> _Required work_:
Retype the material word for word.

> _Raw records_:

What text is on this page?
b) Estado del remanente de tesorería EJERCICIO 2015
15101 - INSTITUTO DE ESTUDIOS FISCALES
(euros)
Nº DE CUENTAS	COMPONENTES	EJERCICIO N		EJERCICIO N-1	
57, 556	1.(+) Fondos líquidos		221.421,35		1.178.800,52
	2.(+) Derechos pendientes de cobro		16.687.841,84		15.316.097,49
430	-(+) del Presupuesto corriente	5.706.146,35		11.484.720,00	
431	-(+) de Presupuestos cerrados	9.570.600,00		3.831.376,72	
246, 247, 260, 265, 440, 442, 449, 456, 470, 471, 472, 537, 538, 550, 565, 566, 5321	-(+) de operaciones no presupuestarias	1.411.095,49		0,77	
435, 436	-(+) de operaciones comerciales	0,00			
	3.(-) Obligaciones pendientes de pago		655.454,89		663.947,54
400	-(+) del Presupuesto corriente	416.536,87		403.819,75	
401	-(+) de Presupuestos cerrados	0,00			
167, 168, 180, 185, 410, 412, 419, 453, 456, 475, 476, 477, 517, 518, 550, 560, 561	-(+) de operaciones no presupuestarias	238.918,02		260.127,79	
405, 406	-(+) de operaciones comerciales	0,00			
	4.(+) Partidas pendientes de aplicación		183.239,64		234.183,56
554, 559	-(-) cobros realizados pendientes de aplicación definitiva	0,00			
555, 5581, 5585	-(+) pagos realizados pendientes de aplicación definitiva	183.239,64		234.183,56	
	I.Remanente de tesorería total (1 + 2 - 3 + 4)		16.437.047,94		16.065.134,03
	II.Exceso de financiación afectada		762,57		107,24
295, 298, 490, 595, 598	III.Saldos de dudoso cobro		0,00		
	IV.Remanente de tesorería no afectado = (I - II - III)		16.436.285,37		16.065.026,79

> _Task result_:
What text is on this page?
b) Estado del remanente de tesorería EJERCICIO 2015
15101 - INSTITUTO DE ESTUDIOS FISCALES
(euros)
Nº DE CUENTAS	COMPONENTES	EJERCICIO N		EJERCICIO N-1	
57, 556	1.(+) Fondos líquidos		221.421,35		1.178.800,52
	2.(+) Derechos pendientes de cobro		16.687.841,84		15.316.097,49
430	-(+) del Presupuesto corriente	5.706.146,35		11.484.720,00	
431	-(+) de Presupuestos cerrados	9.570.600,00		3.831.376,72	
246, 247, 260, 265, 440, 442, 449, 456, 470, 471, 472, 537, 538, 550, 565, 566, 5321	-(+) de operaciones no presupuestarias	1.411.095,49		0,77	
435, 436	-(+) de operaciones comerciales	0,00			
	3.(-) Obligaciones pendientes de pago		655.454,89		663.947,54
400	-(+) del Presupuesto corriente	416.536,87		403.819,75	
401	-(+) de Presupuestos cerrados	0,00			
167, 168, 180, 185, 410, 412, 419, 453, 456, 475, 476, 477, 517, 518, 550, 560, 561	-(+) de operaciones no presupuestarias	238.918,02		260.127,79	
405, 406	-(+) de operaciones comerciales	0,00			
	4.(+) Partidas pendientes de aplicación		183.239,64		234.183,56
554, 559	-(-) cobros realizados pendientes de aplicación definitiva	0,00			
555, 5581, 5585	-(+) pagos realizados pendientes de aplicación definitiva	183.239,64		234.183,56	
	I.Remanente de tesorería total (1 + 2 - 3 + 4)		16.437.047,94		16.065.134,03
	II.Exceso de financiación afectada		762,57		107,24
295, 298, 490, 595, 598	III.Saldos de dudoso cobro		0,00		
	IV.Remanente de tesorería no afectado = (I - II - III)		16.436.285,37		16.065.026,79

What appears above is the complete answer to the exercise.